** BEGIN Dataset excerpts **

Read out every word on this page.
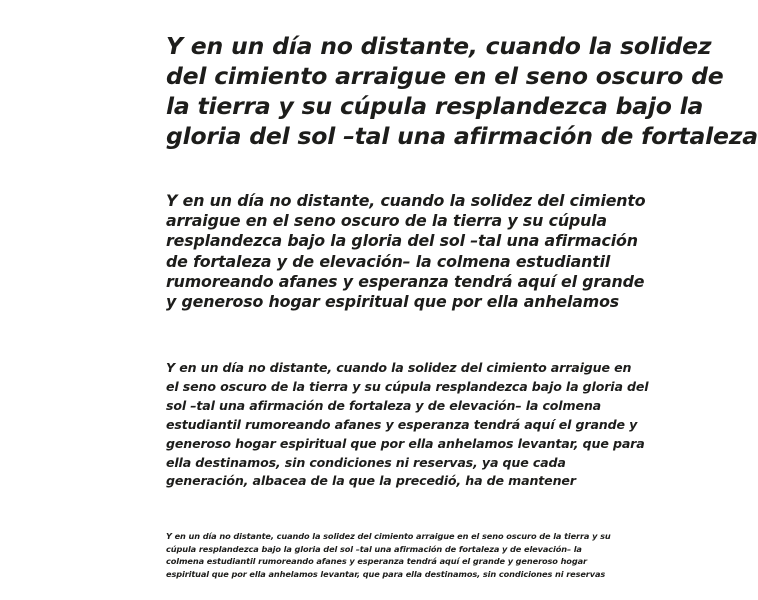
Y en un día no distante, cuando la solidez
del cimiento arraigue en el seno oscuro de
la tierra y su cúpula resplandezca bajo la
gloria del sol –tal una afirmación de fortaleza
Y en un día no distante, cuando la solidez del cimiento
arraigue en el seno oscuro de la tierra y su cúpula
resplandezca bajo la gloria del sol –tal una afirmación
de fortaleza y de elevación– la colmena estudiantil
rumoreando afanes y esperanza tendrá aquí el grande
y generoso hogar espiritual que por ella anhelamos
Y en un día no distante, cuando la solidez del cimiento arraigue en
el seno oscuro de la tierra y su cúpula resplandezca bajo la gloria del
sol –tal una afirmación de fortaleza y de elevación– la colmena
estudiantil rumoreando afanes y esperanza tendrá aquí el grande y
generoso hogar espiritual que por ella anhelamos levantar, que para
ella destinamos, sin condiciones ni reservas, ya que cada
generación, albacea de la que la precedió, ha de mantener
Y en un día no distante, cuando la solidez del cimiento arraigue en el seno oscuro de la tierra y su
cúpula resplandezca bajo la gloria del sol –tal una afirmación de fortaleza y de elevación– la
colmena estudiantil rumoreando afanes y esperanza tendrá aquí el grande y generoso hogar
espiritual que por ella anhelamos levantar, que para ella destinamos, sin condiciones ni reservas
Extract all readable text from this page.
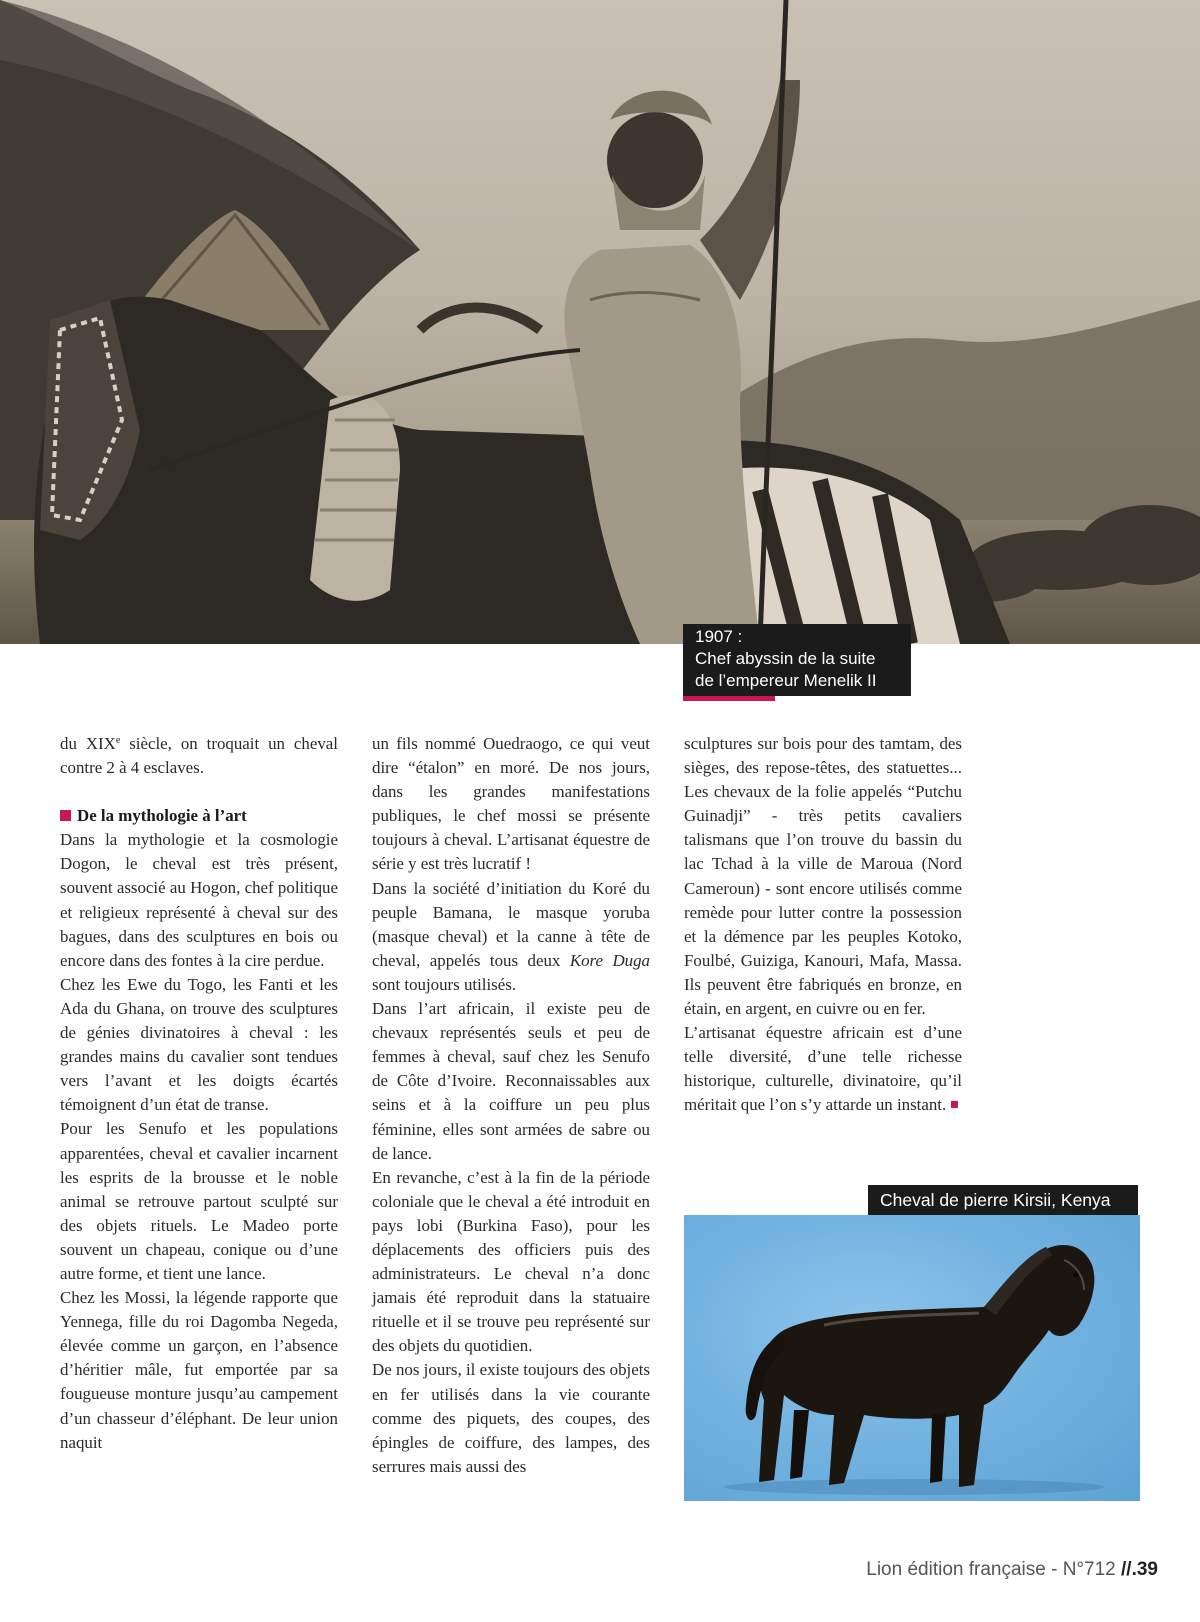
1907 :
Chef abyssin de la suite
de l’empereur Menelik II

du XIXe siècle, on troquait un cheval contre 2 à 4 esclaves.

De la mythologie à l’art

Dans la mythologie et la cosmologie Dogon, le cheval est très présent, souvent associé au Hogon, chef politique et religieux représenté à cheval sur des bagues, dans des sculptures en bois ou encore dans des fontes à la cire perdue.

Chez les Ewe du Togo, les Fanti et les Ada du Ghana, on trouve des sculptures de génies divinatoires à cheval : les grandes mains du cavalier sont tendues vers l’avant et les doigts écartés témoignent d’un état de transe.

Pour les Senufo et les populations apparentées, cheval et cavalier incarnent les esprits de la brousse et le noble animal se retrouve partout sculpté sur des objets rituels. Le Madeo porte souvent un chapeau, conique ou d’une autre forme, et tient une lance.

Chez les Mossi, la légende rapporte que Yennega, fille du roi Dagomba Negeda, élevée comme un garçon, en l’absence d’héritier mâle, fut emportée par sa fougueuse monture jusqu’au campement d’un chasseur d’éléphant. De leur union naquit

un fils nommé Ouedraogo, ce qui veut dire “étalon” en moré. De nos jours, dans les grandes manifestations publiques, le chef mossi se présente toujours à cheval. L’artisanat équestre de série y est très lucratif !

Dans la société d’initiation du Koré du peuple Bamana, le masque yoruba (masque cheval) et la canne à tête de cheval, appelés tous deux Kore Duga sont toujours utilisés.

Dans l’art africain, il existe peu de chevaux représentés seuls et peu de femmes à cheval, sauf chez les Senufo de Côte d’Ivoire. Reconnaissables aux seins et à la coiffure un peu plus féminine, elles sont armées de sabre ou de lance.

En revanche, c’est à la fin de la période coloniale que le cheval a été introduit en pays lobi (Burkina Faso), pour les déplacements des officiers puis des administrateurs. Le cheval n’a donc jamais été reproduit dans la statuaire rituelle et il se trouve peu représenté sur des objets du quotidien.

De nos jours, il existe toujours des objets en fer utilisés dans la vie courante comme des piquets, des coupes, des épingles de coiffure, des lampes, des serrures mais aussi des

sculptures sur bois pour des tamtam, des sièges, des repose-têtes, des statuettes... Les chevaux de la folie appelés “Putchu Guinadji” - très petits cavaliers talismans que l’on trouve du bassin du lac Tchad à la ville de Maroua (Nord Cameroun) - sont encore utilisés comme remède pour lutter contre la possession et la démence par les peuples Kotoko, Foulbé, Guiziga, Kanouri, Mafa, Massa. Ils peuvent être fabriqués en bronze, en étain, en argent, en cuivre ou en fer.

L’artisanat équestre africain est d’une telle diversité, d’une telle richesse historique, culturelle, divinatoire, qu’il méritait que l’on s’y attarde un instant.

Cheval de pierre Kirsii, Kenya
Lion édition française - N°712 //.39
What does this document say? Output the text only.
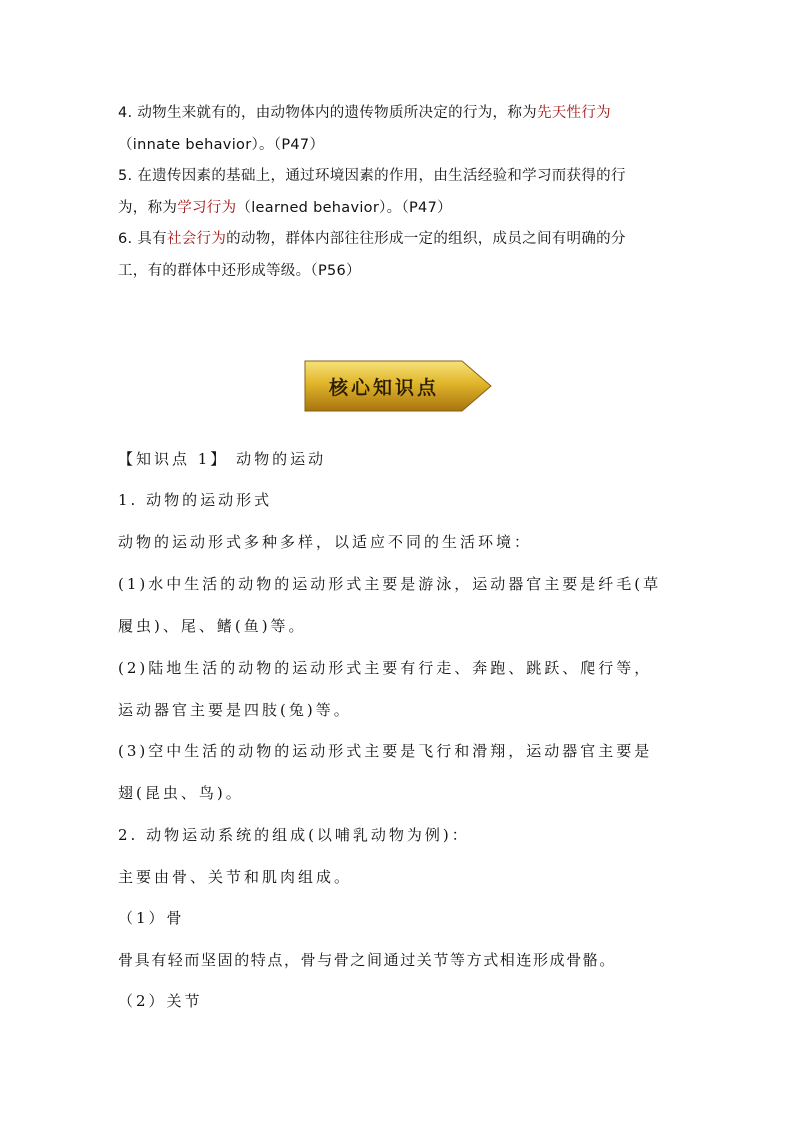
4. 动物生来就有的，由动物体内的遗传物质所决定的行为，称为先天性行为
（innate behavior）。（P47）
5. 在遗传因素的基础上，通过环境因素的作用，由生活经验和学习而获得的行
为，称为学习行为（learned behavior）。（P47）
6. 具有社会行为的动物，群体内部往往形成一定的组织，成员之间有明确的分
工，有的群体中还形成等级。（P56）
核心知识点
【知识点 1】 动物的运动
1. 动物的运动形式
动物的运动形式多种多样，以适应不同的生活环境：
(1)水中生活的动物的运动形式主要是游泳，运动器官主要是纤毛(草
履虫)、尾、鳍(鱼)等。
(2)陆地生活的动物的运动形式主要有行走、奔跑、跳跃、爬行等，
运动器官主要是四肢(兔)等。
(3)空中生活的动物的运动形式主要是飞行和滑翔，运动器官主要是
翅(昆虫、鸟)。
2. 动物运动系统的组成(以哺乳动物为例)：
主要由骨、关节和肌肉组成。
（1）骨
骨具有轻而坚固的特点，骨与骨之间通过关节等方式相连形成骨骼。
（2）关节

** END Dataset excerpts **

• [Short task]:
Every line of the data should be copied as it stands, without the images.

• [Finished answer]:
Read out every word on this page.
Y en un día no distante, cuando la solidez
del cimiento arraigue en el seno oscuro de
la tierra y su cúpula resplandezca bajo la
gloria del sol –tal una afirmación de fortaleza
Y en un día no distante, cuando la solidez del cimiento
arraigue en el seno oscuro de la tierra y su cúpula
resplandezca bajo la gloria del sol –tal una afirmación
de fortaleza y de elevación– la colmena estudiantil
rumoreando afanes y esperanza tendrá aquí el grande
y generoso hogar espiritual que por ella anhelamos
Y en un día no distante, cuando la solidez del cimiento arraigue en
el seno oscuro de la tierra y su cúpula resplandezca bajo la gloria del
sol –tal una afirmación de fortaleza y de elevación– la colmena
estudiantil rumoreando afanes y esperanza tendrá aquí el grande y
generoso hogar espiritual que por ella anhelamos levantar, que para
ella destinamos, sin condiciones ni reservas, ya que cada
generación, albacea de la que la precedió, ha de mantener
Y en un día no distante, cuando la solidez del cimiento arraigue en el seno oscuro de la tierra y su
cúpula resplandezca bajo la gloria del sol –tal una afirmación de fortaleza y de elevación– la
colmena estudiantil rumoreando afanes y esperanza tendrá aquí el grande y generoso hogar
espiritual que por ella anhelamos levantar, que para ella destinamos, sin condiciones ni reservas
Extract all readable text from this page.
1907 :
Chef abyssin de la suite
de l’empereur Menelik II

du XIXe siècle, on troquait un cheval contre 2 à 4 esclaves.

De la mythologie à l’art

Dans la mythologie et la cosmologie Dogon, le cheval est très présent, souvent associé au Hogon, chef politique et religieux représenté à cheval sur des bagues, dans des sculptures en bois ou encore dans des fontes à la cire perdue.

Chez les Ewe du Togo, les Fanti et les Ada du Ghana, on trouve des sculptures de génies divinatoires à cheval : les grandes mains du cavalier sont tendues vers l’avant et les doigts écartés témoignent d’un état de transe.

Pour les Senufo et les populations apparentées, cheval et cavalier incarnent les esprits de la brousse et le noble animal se retrouve partout sculpté sur des objets rituels. Le Madeo porte souvent un chapeau, conique ou d’une autre forme, et tient une lance.

Chez les Mossi, la légende rapporte que Yennega, fille du roi Dagomba Negeda, élevée comme un garçon, en l’absence d’héritier mâle, fut emportée par sa fougueuse monture jusqu’au campement d’un chasseur d’éléphant. De leur union naquit

un fils nommé Ouedraogo, ce qui veut dire “étalon” en moré. De nos jours, dans les grandes manifestations publiques, le chef mossi se présente toujours à cheval. L’artisanat équestre de série y est très lucratif !

Dans la société d’initiation du Koré du peuple Bamana, le masque yoruba (masque cheval) et la canne à tête de cheval, appelés tous deux Kore Duga sont toujours utilisés.

Dans l’art africain, il existe peu de chevaux représentés seuls et peu de femmes à cheval, sauf chez les Senufo de Côte d’Ivoire. Reconnaissables aux seins et à la coiffure un peu plus féminine, elles sont armées de sabre ou de lance.

En revanche, c’est à la fin de la période coloniale que le cheval a été introduit en pays lobi (Burkina Faso), pour les déplacements des officiers puis des administrateurs. Le cheval n’a donc jamais été reproduit dans la statuaire rituelle et il se trouve peu représenté sur des objets du quotidien.

De nos jours, il existe toujours des objets en fer utilisés dans la vie courante comme des piquets, des coupes, des épingles de coiffure, des lampes, des serrures mais aussi des

sculptures sur bois pour des tamtam, des sièges, des repose-têtes, des statuettes... Les chevaux de la folie appelés “Putchu Guinadji” - très petits cavaliers talismans que l’on trouve du bassin du lac Tchad à la ville de Maroua (Nord Cameroun) - sont encore utilisés comme remède pour lutter contre la possession et la démence par les peuples Kotoko, Foulbé, Guiziga, Kanouri, Mafa, Massa. Ils peuvent être fabriqués en bronze, en étain, en argent, en cuivre ou en fer.

L’artisanat équestre africain est d’une telle diversité, d’une telle richesse historique, culturelle, divinatoire, qu’il méritait que l’on s’y attarde un instant.

Cheval de pierre Kirsii, Kenya
Lion édition française - N°712 //.39
What does this document say? Output the text only.
4. 动物生来就有的，由动物体内的遗传物质所决定的行为，称为先天性行为
（innate behavior）。（P47）
5. 在遗传因素的基础上，通过环境因素的作用，由生活经验和学习而获得的行
为，称为学习行为（learned behavior）。（P47）
6. 具有社会行为的动物，群体内部往往形成一定的组织，成员之间有明确的分
工，有的群体中还形成等级。（P56）
核心知识点
【知识点 1】 动物的运动
1. 动物的运动形式
动物的运动形式多种多样，以适应不同的生活环境：
(1)水中生活的动物的运动形式主要是游泳，运动器官主要是纤毛(草
履虫)、尾、鳍(鱼)等。
(2)陆地生活的动物的运动形式主要有行走、奔跑、跳跃、爬行等，
运动器官主要是四肢(兔)等。
(3)空中生活的动物的运动形式主要是飞行和滑翔，运动器官主要是
翅(昆虫、鸟)。
2. 动物运动系统的组成(以哺乳动物为例)：
主要由骨、关节和肌肉组成。
（1）骨
骨具有轻而坚固的特点，骨与骨之间通过关节等方式相连形成骨骼。
（2）关节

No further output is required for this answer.